Exercise
Transcribe every line exactly. Leave the pictures behind.

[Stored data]
____

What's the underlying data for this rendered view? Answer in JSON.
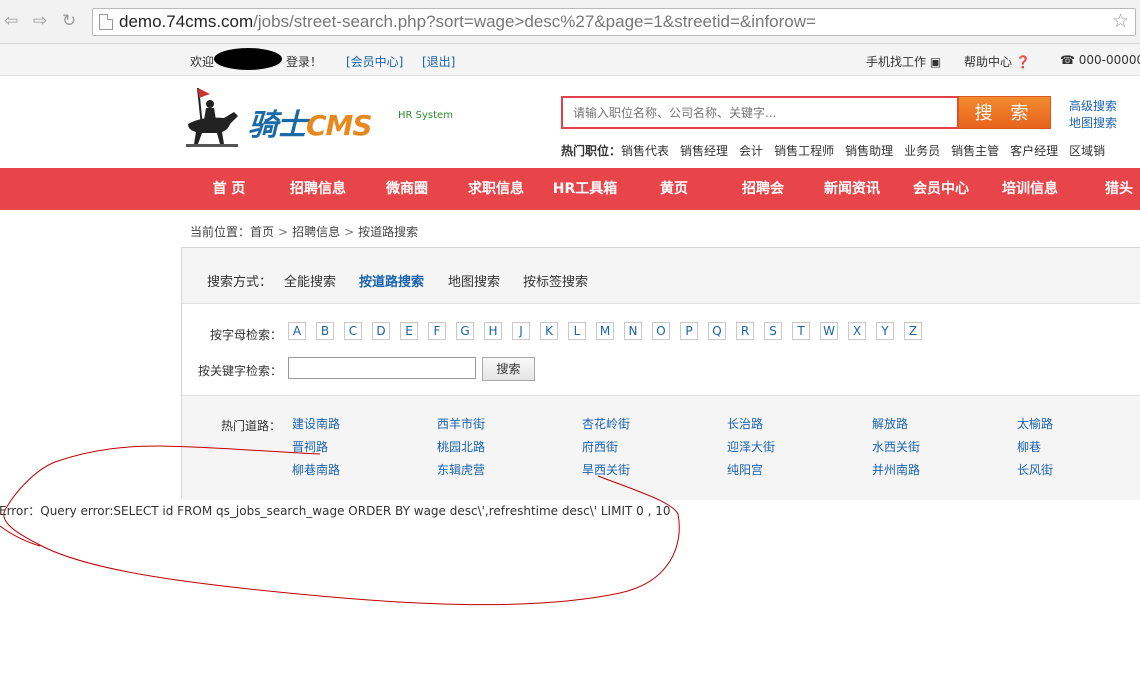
{
  "browser": {
    "url_host": "demo.74cms.com",
    "url_path": "/jobs/street-search.php?sort=wage>desc%27&page=1&streetid=&inforow="
  },
  "topbar": {
    "welcome": "欢迎",
    "login_suffix": "登录！",
    "member_center": "[会员中心]",
    "logout": "[退出]",
    "mobile": "手机找工作",
    "help": "帮助中心",
    "phone": "☎ 000-00000"
  },
  "header": {
    "logo_main": "骑士",
    "logo_cms": "CMS",
    "logo_sub": "HR System",
    "search_placeholder": "请输入职位名称、公司名称、关键字...",
    "search_button": "搜 索",
    "advanced_search": "高级搜索",
    "map_search": "地图搜索",
    "hot_jobs_label": "热门职位：",
    "hot_jobs": [
      "销售代表",
      "销售经理",
      "会计",
      "销售工程师",
      "销售助理",
      "业务员",
      "销售主管",
      "客户经理",
      "区域销"
    ]
  },
  "nav": [
    "首 页",
    "招聘信息",
    "微商圈",
    "求职信息",
    "HR工具箱",
    "黄页",
    "招聘会",
    "新闻资讯",
    "会员中心",
    "培训信息",
    "猎头"
  ],
  "breadcrumb": {
    "label": "当前位置：",
    "items": [
      "首页",
      "招聘信息",
      "按道路搜索"
    ]
  },
  "panel": {
    "mode_label": "搜索方式：",
    "tabs": [
      "全能搜索",
      "按道路搜索",
      "地图搜索",
      "按标签搜索"
    ],
    "active_tab": "按道路搜索",
    "letter_label": "按字母检索：",
    "letters": [
      "A",
      "B",
      "C",
      "D",
      "E",
      "F",
      "G",
      "H",
      "J",
      "K",
      "L",
      "M",
      "N",
      "O",
      "P",
      "Q",
      "R",
      "S",
      "T",
      "W",
      "X",
      "Y",
      "Z"
    ],
    "keyword_label": "按关键字检索：",
    "keyword_button": "搜索",
    "hot_roads_label": "热门道路：",
    "hot_roads": [
      [
        "建设南路",
        "西羊市街",
        "杏花岭街",
        "长治路",
        "解放路",
        "太榆路"
      ],
      [
        "晋祠路",
        "桃园北路",
        "府西街",
        "迎泽大街",
        "水西关街",
        "柳巷"
      ],
      [
        "柳巷南路",
        "东辑虎营",
        "旱西关街",
        "纯阳宫",
        "并州南路",
        "长风街"
      ]
    ]
  },
  "error": "Error：Query error:SELECT id FROM qs_jobs_search_wage ORDER BY wage desc\\',refreshtime desc\\' LIMIT 0 , 10",
  "colors": {
    "nav_red": "#e8454a",
    "link_blue": "#1b63ad",
    "search_orange": "#e7631c",
    "annotation_red": "#c00000"
  }
}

____

Correct response
What's the underlying data for this rendered view? Answer in JSON.
{
  "browser": {
    "url_host": "demo.74cms.com",
    "url_path": "/jobs/street-search.php?sort=wage>desc%27&page=1&streetid=&inforow="
  },
  "topbar": {
    "welcome": "欢迎",
    "login_suffix": "登录！",
    "member_center": "[会员中心]",
    "logout": "[退出]",
    "mobile": "手机找工作",
    "help": "帮助中心",
    "phone": "☎ 000-00000"
  },
  "header": {
    "logo_main": "骑士",
    "logo_cms": "CMS",
    "logo_sub": "HR System",
    "search_placeholder": "请输入职位名称、公司名称、关键字...",
    "search_button": "搜 索",
    "advanced_search": "高级搜索",
    "map_search": "地图搜索",
    "hot_jobs_label": "热门职位：",
    "hot_jobs": [
      "销售代表",
      "销售经理",
      "会计",
      "销售工程师",
      "销售助理",
      "业务员",
      "销售主管",
      "客户经理",
      "区域销"
    ]
  },
  "nav": [
    "首 页",
    "招聘信息",
    "微商圈",
    "求职信息",
    "HR工具箱",
    "黄页",
    "招聘会",
    "新闻资讯",
    "会员中心",
    "培训信息",
    "猎头"
  ],
  "breadcrumb": {
    "label": "当前位置：",
    "items": [
      "首页",
      "招聘信息",
      "按道路搜索"
    ]
  },
  "panel": {
    "mode_label": "搜索方式：",
    "tabs": [
      "全能搜索",
      "按道路搜索",
      "地图搜索",
      "按标签搜索"
    ],
    "active_tab": "按道路搜索",
    "letter_label": "按字母检索：",
    "letters": [
      "A",
      "B",
      "C",
      "D",
      "E",
      "F",
      "G",
      "H",
      "J",
      "K",
      "L",
      "M",
      "N",
      "O",
      "P",
      "Q",
      "R",
      "S",
      "T",
      "W",
      "X",
      "Y",
      "Z"
    ],
    "keyword_label": "按关键字检索：",
    "keyword_button": "搜索",
    "hot_roads_label": "热门道路：",
    "hot_roads": [
      [
        "建设南路",
        "西羊市街",
        "杏花岭街",
        "长治路",
        "解放路",
        "太榆路"
      ],
      [
        "晋祠路",
        "桃园北路",
        "府西街",
        "迎泽大街",
        "水西关街",
        "柳巷"
      ],
      [
        "柳巷南路",
        "东辑虎营",
        "旱西关街",
        "纯阳宫",
        "并州南路",
        "长风街"
      ]
    ]
  },
  "error": "Error：Query error:SELECT id FROM qs_jobs_search_wage ORDER BY wage desc\\',refreshtime desc\\' LIMIT 0 , 10",
  "colors": {
    "nav_red": "#e8454a",
    "link_blue": "#1b63ad",
    "search_orange": "#e7631c",
    "annotation_red": "#c00000"
  }
}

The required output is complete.